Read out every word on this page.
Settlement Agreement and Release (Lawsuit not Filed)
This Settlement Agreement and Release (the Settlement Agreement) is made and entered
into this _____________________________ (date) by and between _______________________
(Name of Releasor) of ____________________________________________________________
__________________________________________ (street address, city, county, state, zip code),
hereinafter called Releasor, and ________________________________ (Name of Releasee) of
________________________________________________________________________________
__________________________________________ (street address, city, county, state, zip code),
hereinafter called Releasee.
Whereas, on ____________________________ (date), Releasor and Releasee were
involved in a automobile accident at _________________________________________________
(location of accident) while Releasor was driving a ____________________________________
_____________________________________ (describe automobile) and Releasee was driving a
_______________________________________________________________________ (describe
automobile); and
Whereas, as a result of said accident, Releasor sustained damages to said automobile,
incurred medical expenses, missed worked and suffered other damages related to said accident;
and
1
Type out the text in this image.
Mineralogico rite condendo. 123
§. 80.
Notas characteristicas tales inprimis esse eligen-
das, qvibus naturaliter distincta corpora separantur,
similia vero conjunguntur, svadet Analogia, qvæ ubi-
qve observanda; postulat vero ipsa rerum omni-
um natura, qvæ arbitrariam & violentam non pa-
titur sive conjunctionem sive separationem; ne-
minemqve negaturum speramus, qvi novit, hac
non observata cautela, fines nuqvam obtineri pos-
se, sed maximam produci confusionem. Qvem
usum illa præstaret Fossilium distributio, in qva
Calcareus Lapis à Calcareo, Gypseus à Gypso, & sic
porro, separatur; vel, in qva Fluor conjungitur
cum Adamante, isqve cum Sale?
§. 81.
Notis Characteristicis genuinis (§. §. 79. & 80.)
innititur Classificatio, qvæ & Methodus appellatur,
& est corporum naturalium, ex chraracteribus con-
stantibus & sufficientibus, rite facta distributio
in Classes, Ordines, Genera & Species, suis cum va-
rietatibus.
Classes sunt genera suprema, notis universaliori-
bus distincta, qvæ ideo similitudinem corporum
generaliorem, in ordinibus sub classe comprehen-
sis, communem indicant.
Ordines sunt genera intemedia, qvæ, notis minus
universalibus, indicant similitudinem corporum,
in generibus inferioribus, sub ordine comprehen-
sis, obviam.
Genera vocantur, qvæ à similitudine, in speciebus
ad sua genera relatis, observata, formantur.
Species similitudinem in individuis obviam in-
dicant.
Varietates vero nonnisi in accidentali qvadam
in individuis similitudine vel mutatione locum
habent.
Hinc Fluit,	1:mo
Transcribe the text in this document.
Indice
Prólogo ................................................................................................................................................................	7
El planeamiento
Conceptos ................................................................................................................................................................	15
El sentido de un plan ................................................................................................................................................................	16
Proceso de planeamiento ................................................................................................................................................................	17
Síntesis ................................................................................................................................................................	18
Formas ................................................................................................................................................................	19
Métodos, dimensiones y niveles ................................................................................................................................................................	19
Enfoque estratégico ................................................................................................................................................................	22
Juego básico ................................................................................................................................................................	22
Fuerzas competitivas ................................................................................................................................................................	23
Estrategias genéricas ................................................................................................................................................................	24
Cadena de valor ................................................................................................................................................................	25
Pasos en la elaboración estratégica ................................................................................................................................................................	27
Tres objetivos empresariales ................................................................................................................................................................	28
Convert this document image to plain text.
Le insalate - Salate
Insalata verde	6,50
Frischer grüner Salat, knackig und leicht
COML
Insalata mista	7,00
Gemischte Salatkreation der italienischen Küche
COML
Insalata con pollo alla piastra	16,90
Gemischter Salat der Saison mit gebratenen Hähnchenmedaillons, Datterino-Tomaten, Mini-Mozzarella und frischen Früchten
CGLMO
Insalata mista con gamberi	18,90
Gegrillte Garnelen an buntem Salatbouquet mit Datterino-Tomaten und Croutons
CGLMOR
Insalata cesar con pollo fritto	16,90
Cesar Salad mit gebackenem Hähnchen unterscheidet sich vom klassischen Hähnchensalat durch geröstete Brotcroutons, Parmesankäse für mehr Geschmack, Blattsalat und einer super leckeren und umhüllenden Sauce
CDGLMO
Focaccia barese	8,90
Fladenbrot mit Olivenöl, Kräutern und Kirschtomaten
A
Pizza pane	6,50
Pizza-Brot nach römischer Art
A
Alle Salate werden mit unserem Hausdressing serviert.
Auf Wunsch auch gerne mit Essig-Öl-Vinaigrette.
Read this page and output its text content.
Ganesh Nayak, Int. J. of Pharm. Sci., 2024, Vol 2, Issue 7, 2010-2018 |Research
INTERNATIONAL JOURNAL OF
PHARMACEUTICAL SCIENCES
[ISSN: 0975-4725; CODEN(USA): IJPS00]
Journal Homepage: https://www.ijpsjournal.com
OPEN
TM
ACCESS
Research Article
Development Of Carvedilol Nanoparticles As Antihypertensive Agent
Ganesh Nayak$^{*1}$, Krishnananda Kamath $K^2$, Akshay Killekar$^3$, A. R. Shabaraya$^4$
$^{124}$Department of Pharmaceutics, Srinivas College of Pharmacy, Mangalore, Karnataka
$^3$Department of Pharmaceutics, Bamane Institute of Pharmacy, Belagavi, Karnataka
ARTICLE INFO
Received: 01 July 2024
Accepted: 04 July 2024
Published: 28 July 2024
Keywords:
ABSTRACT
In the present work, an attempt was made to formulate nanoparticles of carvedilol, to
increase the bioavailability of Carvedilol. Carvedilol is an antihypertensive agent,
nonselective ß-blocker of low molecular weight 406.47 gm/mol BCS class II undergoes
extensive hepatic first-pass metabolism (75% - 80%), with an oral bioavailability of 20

::::::::

List every line from the entries above in which "Releasor" appears.

(Name of Releasor) of ____________________________________________________________
hereinafter called Releasor, and ________________________________ (Name of Releasee) of
Whereas, on ____________________________ (date), Releasor and Releasee were
(location of accident) while Releasor was driving a ____________________________________
Whereas, as a result of said accident, Releasor sustained damages to said automobile,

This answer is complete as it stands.